* [GOAL] Output each entry that follows exactly. Images stay out.

* [ENTRIES SUPPLIED]
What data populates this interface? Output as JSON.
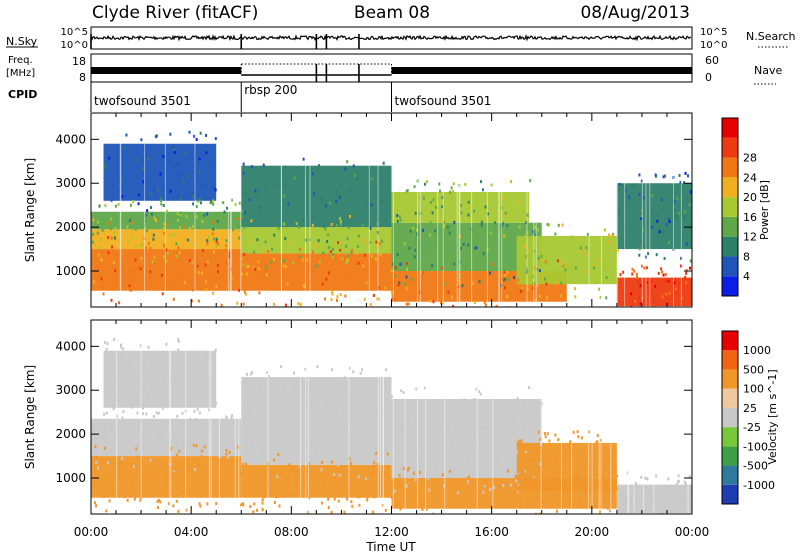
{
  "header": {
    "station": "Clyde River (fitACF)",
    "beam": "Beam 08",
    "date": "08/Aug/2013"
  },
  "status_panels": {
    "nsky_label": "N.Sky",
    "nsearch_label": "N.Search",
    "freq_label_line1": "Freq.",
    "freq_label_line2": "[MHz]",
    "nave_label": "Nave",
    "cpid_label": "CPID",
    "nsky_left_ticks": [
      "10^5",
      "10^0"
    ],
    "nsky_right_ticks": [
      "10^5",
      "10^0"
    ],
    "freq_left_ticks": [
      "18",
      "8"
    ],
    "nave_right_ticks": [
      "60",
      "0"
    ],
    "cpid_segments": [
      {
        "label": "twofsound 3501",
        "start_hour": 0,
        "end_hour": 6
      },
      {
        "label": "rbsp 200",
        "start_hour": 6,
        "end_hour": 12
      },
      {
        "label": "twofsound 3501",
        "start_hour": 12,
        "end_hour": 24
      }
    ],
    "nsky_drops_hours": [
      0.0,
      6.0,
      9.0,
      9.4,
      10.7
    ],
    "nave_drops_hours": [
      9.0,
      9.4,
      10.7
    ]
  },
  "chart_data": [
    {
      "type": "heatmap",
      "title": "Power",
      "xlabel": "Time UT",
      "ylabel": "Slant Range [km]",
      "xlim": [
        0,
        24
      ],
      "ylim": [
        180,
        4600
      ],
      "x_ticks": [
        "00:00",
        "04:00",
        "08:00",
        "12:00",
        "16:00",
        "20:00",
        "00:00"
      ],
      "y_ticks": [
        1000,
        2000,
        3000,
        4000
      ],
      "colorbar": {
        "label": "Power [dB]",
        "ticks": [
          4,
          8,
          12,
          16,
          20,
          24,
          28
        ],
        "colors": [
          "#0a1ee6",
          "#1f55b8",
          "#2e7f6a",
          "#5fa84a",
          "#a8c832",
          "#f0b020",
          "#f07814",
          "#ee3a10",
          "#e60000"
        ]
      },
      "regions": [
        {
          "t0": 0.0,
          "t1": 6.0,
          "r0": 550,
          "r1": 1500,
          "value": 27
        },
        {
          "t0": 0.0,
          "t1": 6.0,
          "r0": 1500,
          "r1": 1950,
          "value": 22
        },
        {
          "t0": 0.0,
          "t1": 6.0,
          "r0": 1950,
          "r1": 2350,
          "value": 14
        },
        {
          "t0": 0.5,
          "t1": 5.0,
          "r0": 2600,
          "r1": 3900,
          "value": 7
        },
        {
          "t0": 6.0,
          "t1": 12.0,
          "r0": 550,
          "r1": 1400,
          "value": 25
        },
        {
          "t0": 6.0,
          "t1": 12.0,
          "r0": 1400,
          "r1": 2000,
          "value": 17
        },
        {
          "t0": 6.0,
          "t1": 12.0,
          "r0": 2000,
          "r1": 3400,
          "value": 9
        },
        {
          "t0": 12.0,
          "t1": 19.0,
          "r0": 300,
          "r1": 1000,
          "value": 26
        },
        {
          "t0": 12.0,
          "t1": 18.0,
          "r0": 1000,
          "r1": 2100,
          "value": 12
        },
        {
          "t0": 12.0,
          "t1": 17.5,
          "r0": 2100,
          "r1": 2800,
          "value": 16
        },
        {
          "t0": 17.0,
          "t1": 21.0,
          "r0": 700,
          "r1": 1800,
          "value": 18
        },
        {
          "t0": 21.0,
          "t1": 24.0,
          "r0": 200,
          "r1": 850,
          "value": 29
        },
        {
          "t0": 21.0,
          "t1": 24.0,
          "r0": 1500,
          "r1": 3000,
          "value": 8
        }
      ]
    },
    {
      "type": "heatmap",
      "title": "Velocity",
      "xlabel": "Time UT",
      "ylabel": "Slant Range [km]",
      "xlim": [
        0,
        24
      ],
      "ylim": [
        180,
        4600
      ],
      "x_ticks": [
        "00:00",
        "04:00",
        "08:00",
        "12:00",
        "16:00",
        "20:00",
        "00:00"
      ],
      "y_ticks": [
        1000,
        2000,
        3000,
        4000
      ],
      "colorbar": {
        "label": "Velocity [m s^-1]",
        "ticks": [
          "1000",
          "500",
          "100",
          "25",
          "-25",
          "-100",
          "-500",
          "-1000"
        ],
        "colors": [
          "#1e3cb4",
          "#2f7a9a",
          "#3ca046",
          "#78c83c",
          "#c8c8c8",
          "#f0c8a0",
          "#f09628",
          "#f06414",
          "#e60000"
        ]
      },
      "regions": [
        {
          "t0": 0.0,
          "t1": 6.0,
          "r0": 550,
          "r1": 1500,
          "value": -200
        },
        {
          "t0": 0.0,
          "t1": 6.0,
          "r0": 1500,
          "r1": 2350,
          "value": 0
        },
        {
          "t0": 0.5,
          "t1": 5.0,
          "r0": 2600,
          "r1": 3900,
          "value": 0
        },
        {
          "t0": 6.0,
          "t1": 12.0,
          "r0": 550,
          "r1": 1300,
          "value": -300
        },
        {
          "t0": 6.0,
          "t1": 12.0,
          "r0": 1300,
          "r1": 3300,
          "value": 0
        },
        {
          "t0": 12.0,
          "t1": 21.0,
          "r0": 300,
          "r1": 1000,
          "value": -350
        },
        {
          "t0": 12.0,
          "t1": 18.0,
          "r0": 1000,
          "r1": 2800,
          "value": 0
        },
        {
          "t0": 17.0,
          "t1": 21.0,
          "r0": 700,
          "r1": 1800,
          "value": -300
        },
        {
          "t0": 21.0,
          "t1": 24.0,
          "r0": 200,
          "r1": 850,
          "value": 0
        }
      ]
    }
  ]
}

* [OUTPUT]
What data populates this interface? Output as JSON.
{
  "header": {
    "station": "Clyde River (fitACF)",
    "beam": "Beam 08",
    "date": "08/Aug/2013"
  },
  "status_panels": {
    "nsky_label": "N.Sky",
    "nsearch_label": "N.Search",
    "freq_label_line1": "Freq.",
    "freq_label_line2": "[MHz]",
    "nave_label": "Nave",
    "cpid_label": "CPID",
    "nsky_left_ticks": [
      "10^5",
      "10^0"
    ],
    "nsky_right_ticks": [
      "10^5",
      "10^0"
    ],
    "freq_left_ticks": [
      "18",
      "8"
    ],
    "nave_right_ticks": [
      "60",
      "0"
    ],
    "cpid_segments": [
      {
        "label": "twofsound 3501",
        "start_hour": 0,
        "end_hour": 6
      },
      {
        "label": "rbsp 200",
        "start_hour": 6,
        "end_hour": 12
      },
      {
        "label": "twofsound 3501",
        "start_hour": 12,
        "end_hour": 24
      }
    ],
    "nsky_drops_hours": [
      0.0,
      6.0,
      9.0,
      9.4,
      10.7
    ],
    "nave_drops_hours": [
      9.0,
      9.4,
      10.7
    ]
  },
  "chart_data": [
    {
      "type": "heatmap",
      "title": "Power",
      "xlabel": "Time UT",
      "ylabel": "Slant Range [km]",
      "xlim": [
        0,
        24
      ],
      "ylim": [
        180,
        4600
      ],
      "x_ticks": [
        "00:00",
        "04:00",
        "08:00",
        "12:00",
        "16:00",
        "20:00",
        "00:00"
      ],
      "y_ticks": [
        1000,
        2000,
        3000,
        4000
      ],
      "colorbar": {
        "label": "Power [dB]",
        "ticks": [
          4,
          8,
          12,
          16,
          20,
          24,
          28
        ],
        "colors": [
          "#0a1ee6",
          "#1f55b8",
          "#2e7f6a",
          "#5fa84a",
          "#a8c832",
          "#f0b020",
          "#f07814",
          "#ee3a10",
          "#e60000"
        ]
      },
      "regions": [
        {
          "t0": 0.0,
          "t1": 6.0,
          "r0": 550,
          "r1": 1500,
          "value": 27
        },
        {
          "t0": 0.0,
          "t1": 6.0,
          "r0": 1500,
          "r1": 1950,
          "value": 22
        },
        {
          "t0": 0.0,
          "t1": 6.0,
          "r0": 1950,
          "r1": 2350,
          "value": 14
        },
        {
          "t0": 0.5,
          "t1": 5.0,
          "r0": 2600,
          "r1": 3900,
          "value": 7
        },
        {
          "t0": 6.0,
          "t1": 12.0,
          "r0": 550,
          "r1": 1400,
          "value": 25
        },
        {
          "t0": 6.0,
          "t1": 12.0,
          "r0": 1400,
          "r1": 2000,
          "value": 17
        },
        {
          "t0": 6.0,
          "t1": 12.0,
          "r0": 2000,
          "r1": 3400,
          "value": 9
        },
        {
          "t0": 12.0,
          "t1": 19.0,
          "r0": 300,
          "r1": 1000,
          "value": 26
        },
        {
          "t0": 12.0,
          "t1": 18.0,
          "r0": 1000,
          "r1": 2100,
          "value": 12
        },
        {
          "t0": 12.0,
          "t1": 17.5,
          "r0": 2100,
          "r1": 2800,
          "value": 16
        },
        {
          "t0": 17.0,
          "t1": 21.0,
          "r0": 700,
          "r1": 1800,
          "value": 18
        },
        {
          "t0": 21.0,
          "t1": 24.0,
          "r0": 200,
          "r1": 850,
          "value": 29
        },
        {
          "t0": 21.0,
          "t1": 24.0,
          "r0": 1500,
          "r1": 3000,
          "value": 8
        }
      ]
    },
    {
      "type": "heatmap",
      "title": "Velocity",
      "xlabel": "Time UT",
      "ylabel": "Slant Range [km]",
      "xlim": [
        0,
        24
      ],
      "ylim": [
        180,
        4600
      ],
      "x_ticks": [
        "00:00",
        "04:00",
        "08:00",
        "12:00",
        "16:00",
        "20:00",
        "00:00"
      ],
      "y_ticks": [
        1000,
        2000,
        3000,
        4000
      ],
      "colorbar": {
        "label": "Velocity [m s^-1]",
        "ticks": [
          "1000",
          "500",
          "100",
          "25",
          "-25",
          "-100",
          "-500",
          "-1000"
        ],
        "colors": [
          "#1e3cb4",
          "#2f7a9a",
          "#3ca046",
          "#78c83c",
          "#c8c8c8",
          "#f0c8a0",
          "#f09628",
          "#f06414",
          "#e60000"
        ]
      },
      "regions": [
        {
          "t0": 0.0,
          "t1": 6.0,
          "r0": 550,
          "r1": 1500,
          "value": -200
        },
        {
          "t0": 0.0,
          "t1": 6.0,
          "r0": 1500,
          "r1": 2350,
          "value": 0
        },
        {
          "t0": 0.5,
          "t1": 5.0,
          "r0": 2600,
          "r1": 3900,
          "value": 0
        },
        {
          "t0": 6.0,
          "t1": 12.0,
          "r0": 550,
          "r1": 1300,
          "value": -300
        },
        {
          "t0": 6.0,
          "t1": 12.0,
          "r0": 1300,
          "r1": 3300,
          "value": 0
        },
        {
          "t0": 12.0,
          "t1": 21.0,
          "r0": 300,
          "r1": 1000,
          "value": -350
        },
        {
          "t0": 12.0,
          "t1": 18.0,
          "r0": 1000,
          "r1": 2800,
          "value": 0
        },
        {
          "t0": 17.0,
          "t1": 21.0,
          "r0": 700,
          "r1": 1800,
          "value": -300
        },
        {
          "t0": 21.0,
          "t1": 24.0,
          "r0": 200,
          "r1": 850,
          "value": 0
        }
      ]
    }
  ]
}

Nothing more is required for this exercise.